> **PROMPT**
All of the listing below must be repeated word for word. Pictures are the only thing to omit.
--------------------------------------------------
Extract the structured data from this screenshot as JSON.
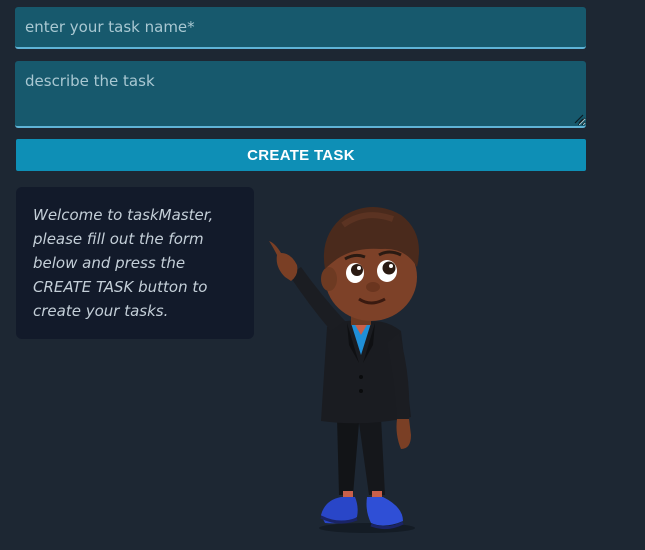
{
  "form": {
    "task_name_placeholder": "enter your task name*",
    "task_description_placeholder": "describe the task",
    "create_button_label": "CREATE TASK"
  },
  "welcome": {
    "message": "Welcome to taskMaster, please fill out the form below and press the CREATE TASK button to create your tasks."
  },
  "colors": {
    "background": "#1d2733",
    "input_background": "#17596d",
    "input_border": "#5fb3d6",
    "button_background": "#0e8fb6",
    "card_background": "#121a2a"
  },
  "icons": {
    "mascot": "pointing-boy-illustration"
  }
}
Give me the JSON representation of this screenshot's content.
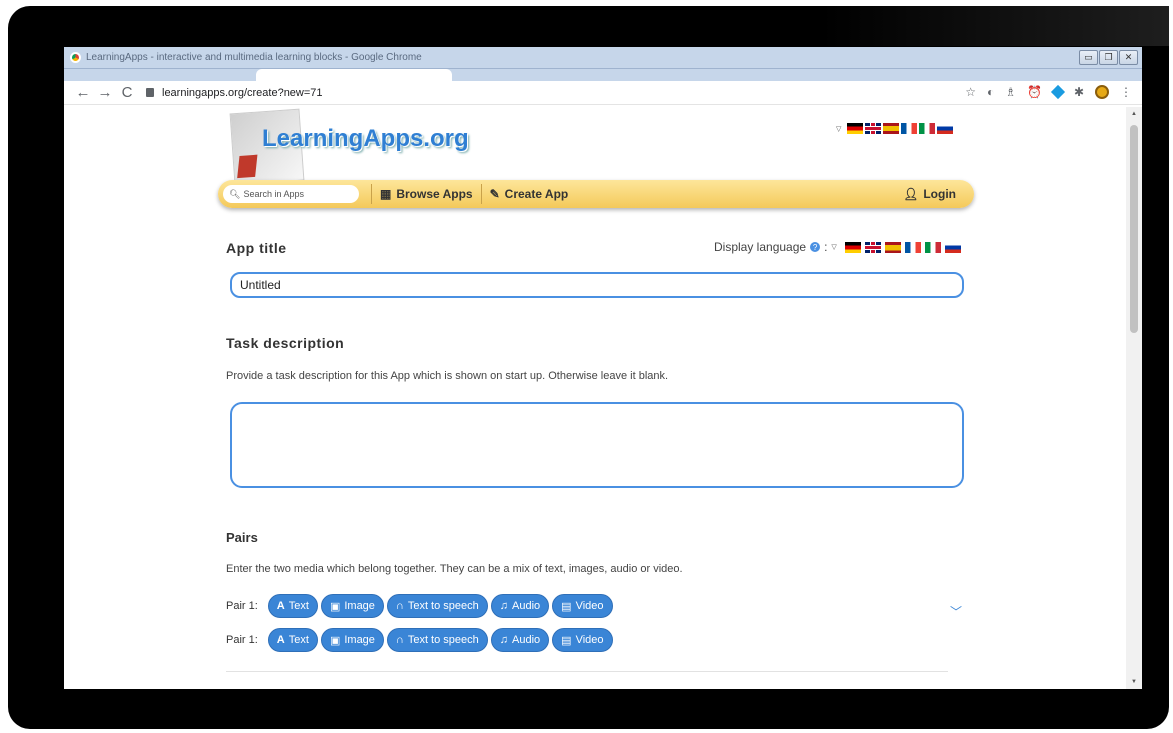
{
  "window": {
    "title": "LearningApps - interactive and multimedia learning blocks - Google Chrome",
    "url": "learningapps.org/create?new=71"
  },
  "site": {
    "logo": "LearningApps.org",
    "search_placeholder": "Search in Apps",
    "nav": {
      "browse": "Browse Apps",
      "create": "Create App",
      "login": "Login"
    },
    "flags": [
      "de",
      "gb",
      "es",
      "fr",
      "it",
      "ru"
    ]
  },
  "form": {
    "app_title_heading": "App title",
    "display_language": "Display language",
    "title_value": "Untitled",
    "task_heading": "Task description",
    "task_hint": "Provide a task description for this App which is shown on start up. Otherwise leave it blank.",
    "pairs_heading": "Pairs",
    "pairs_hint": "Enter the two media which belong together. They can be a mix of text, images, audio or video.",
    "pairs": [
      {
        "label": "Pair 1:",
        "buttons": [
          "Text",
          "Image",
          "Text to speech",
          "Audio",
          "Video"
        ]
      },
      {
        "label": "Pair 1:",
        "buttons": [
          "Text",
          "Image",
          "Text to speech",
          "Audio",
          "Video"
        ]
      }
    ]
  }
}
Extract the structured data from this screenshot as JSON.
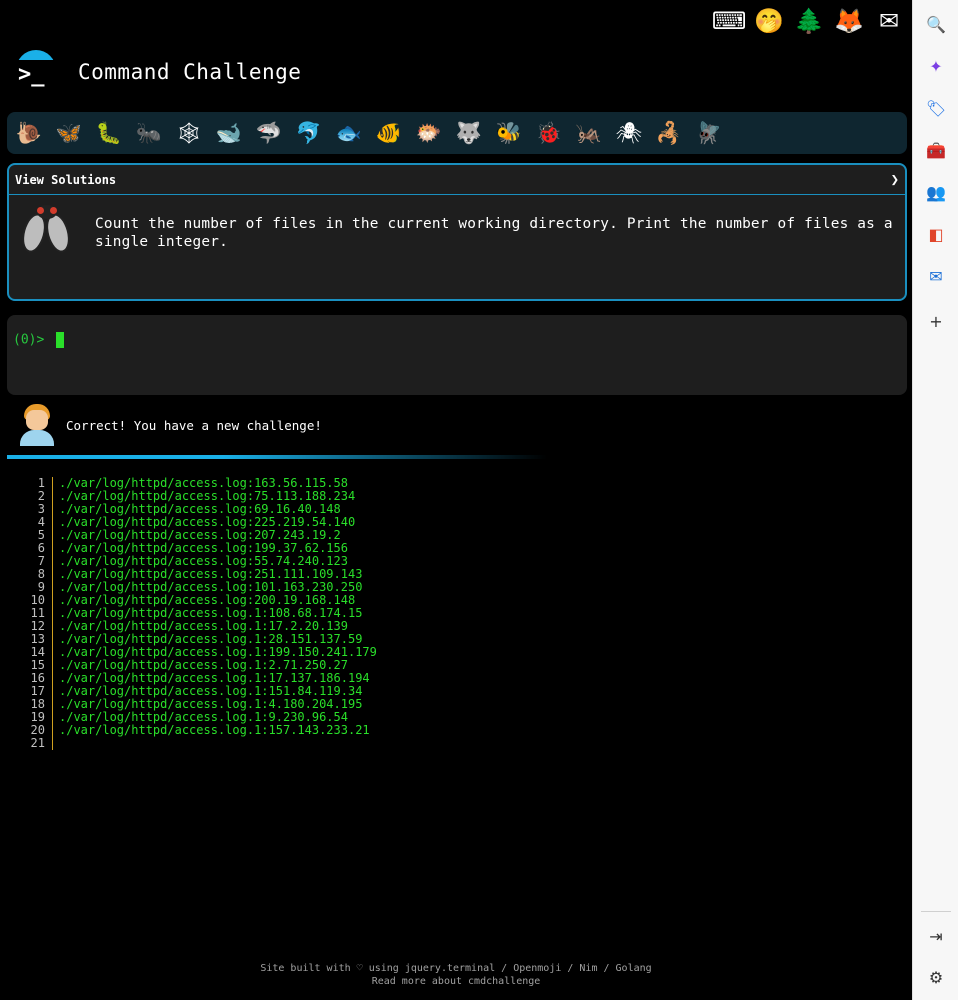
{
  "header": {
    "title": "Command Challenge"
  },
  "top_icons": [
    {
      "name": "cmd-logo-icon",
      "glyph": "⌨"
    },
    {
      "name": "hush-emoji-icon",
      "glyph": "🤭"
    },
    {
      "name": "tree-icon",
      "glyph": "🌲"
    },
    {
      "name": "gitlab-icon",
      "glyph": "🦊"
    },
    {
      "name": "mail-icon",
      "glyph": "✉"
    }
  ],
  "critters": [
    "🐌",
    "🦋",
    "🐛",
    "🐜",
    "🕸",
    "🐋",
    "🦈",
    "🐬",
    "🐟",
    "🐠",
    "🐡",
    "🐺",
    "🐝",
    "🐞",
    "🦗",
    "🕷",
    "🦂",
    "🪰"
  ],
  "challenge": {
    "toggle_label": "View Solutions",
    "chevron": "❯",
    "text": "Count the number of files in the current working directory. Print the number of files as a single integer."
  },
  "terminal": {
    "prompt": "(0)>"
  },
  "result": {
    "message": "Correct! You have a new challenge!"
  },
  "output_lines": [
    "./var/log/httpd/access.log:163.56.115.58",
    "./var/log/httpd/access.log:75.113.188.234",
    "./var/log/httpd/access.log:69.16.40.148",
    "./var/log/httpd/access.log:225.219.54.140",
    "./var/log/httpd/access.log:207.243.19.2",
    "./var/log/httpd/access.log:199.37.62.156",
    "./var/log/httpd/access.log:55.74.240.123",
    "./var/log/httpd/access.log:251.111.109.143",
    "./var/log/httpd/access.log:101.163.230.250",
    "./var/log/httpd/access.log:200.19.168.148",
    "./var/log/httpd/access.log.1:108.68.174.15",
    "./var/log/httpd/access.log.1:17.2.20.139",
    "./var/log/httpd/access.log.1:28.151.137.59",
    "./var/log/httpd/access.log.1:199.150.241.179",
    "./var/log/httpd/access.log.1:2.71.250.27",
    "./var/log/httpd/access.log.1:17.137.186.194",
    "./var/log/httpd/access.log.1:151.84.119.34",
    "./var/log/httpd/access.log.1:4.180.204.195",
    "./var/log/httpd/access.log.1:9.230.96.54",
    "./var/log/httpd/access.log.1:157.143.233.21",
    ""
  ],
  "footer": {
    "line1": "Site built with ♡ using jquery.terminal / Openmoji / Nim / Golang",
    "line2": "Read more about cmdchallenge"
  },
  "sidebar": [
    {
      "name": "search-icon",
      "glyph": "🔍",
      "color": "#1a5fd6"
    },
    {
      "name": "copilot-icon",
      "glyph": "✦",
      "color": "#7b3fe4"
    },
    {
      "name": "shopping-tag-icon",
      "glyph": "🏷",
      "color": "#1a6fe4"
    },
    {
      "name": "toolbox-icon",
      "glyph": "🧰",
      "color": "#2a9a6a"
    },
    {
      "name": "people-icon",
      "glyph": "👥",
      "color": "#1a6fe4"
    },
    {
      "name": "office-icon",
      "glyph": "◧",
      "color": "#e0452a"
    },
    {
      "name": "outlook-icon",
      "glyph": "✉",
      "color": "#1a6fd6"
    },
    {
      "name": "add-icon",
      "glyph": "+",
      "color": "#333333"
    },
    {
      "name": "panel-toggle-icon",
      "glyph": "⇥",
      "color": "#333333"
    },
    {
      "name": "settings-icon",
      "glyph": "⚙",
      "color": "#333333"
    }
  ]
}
--------------------------------------------------
> **TASK RESULT**
Extract the structured data from this screenshot as JSON.
{
  "form": {
    "task_name_placeholder": "enter your task name*",
    "task_description_placeholder": "describe the task",
    "create_button_label": "CREATE TASK"
  },
  "welcome": {
    "message": "Welcome to taskMaster, please fill out the form below and press the CREATE TASK button to create your tasks."
  },
  "colors": {
    "background": "#1d2733",
    "input_background": "#17596d",
    "input_border": "#5fb3d6",
    "button_background": "#0e8fb6",
    "card_background": "#121a2a"
  },
  "icons": {
    "mascot": "pointing-boy-illustration"
  }
}
Give me the JSON representation of this screenshot's content.
{
  "window": {
    "title": "LearningApps - interactive and multimedia learning blocks - Google Chrome",
    "url": "learningapps.org/create?new=71"
  },
  "site": {
    "logo": "LearningApps.org",
    "search_placeholder": "Search in Apps",
    "nav": {
      "browse": "Browse Apps",
      "create": "Create App",
      "login": "Login"
    },
    "flags": [
      "de",
      "gb",
      "es",
      "fr",
      "it",
      "ru"
    ]
  },
  "form": {
    "app_title_heading": "App title",
    "display_language": "Display language",
    "title_value": "Untitled",
    "task_heading": "Task description",
    "task_hint": "Provide a task description for this App which is shown on start up. Otherwise leave it blank.",
    "pairs_heading": "Pairs",
    "pairs_hint": "Enter the two media which belong together. They can be a mix of text, images, audio or video.",
    "pairs": [
      {
        "label": "Pair 1:",
        "buttons": [
          "Text",
          "Image",
          "Text to speech",
          "Audio",
          "Video"
        ]
      },
      {
        "label": "Pair 1:",
        "buttons": [
          "Text",
          "Image",
          "Text to speech",
          "Audio",
          "Video"
        ]
      }
    ]
  }
}
Extract the structured data from this screenshot as JSON.
{
  "header": {
    "title": "Command Challenge"
  },
  "top_icons": [
    {
      "name": "cmd-logo-icon",
      "glyph": "⌨"
    },
    {
      "name": "hush-emoji-icon",
      "glyph": "🤭"
    },
    {
      "name": "tree-icon",
      "glyph": "🌲"
    },
    {
      "name": "gitlab-icon",
      "glyph": "🦊"
    },
    {
      "name": "mail-icon",
      "glyph": "✉"
    }
  ],
  "critters": [
    "🐌",
    "🦋",
    "🐛",
    "🐜",
    "🕸",
    "🐋",
    "🦈",
    "🐬",
    "🐟",
    "🐠",
    "🐡",
    "🐺",
    "🐝",
    "🐞",
    "🦗",
    "🕷",
    "🦂",
    "🪰"
  ],
  "challenge": {
    "toggle_label": "View Solutions",
    "chevron": "❯",
    "text": "Count the number of files in the current working directory. Print the number of files as a single integer."
  },
  "terminal": {
    "prompt": "(0)>"
  },
  "result": {
    "message": "Correct! You have a new challenge!"
  },
  "output_lines": [
    "./var/log/httpd/access.log:163.56.115.58",
    "./var/log/httpd/access.log:75.113.188.234",
    "./var/log/httpd/access.log:69.16.40.148",
    "./var/log/httpd/access.log:225.219.54.140",
    "./var/log/httpd/access.log:207.243.19.2",
    "./var/log/httpd/access.log:199.37.62.156",
    "./var/log/httpd/access.log:55.74.240.123",
    "./var/log/httpd/access.log:251.111.109.143",
    "./var/log/httpd/access.log:101.163.230.250",
    "./var/log/httpd/access.log:200.19.168.148",
    "./var/log/httpd/access.log.1:108.68.174.15",
    "./var/log/httpd/access.log.1:17.2.20.139",
    "./var/log/httpd/access.log.1:28.151.137.59",
    "./var/log/httpd/access.log.1:199.150.241.179",
    "./var/log/httpd/access.log.1:2.71.250.27",
    "./var/log/httpd/access.log.1:17.137.186.194",
    "./var/log/httpd/access.log.1:151.84.119.34",
    "./var/log/httpd/access.log.1:4.180.204.195",
    "./var/log/httpd/access.log.1:9.230.96.54",
    "./var/log/httpd/access.log.1:157.143.233.21",
    ""
  ],
  "footer": {
    "line1": "Site built with ♡ using jquery.terminal / Openmoji / Nim / Golang",
    "line2": "Read more about cmdchallenge"
  },
  "sidebar": [
    {
      "name": "search-icon",
      "glyph": "🔍",
      "color": "#1a5fd6"
    },
    {
      "name": "copilot-icon",
      "glyph": "✦",
      "color": "#7b3fe4"
    },
    {
      "name": "shopping-tag-icon",
      "glyph": "🏷",
      "color": "#1a6fe4"
    },
    {
      "name": "toolbox-icon",
      "glyph": "🧰",
      "color": "#2a9a6a"
    },
    {
      "name": "people-icon",
      "glyph": "👥",
      "color": "#1a6fe4"
    },
    {
      "name": "office-icon",
      "glyph": "◧",
      "color": "#e0452a"
    },
    {
      "name": "outlook-icon",
      "glyph": "✉",
      "color": "#1a6fd6"
    },
    {
      "name": "add-icon",
      "glyph": "+",
      "color": "#333333"
    },
    {
      "name": "panel-toggle-icon",
      "glyph": "⇥",
      "color": "#333333"
    },
    {
      "name": "settings-icon",
      "glyph": "⚙",
      "color": "#333333"
    }
  ]
}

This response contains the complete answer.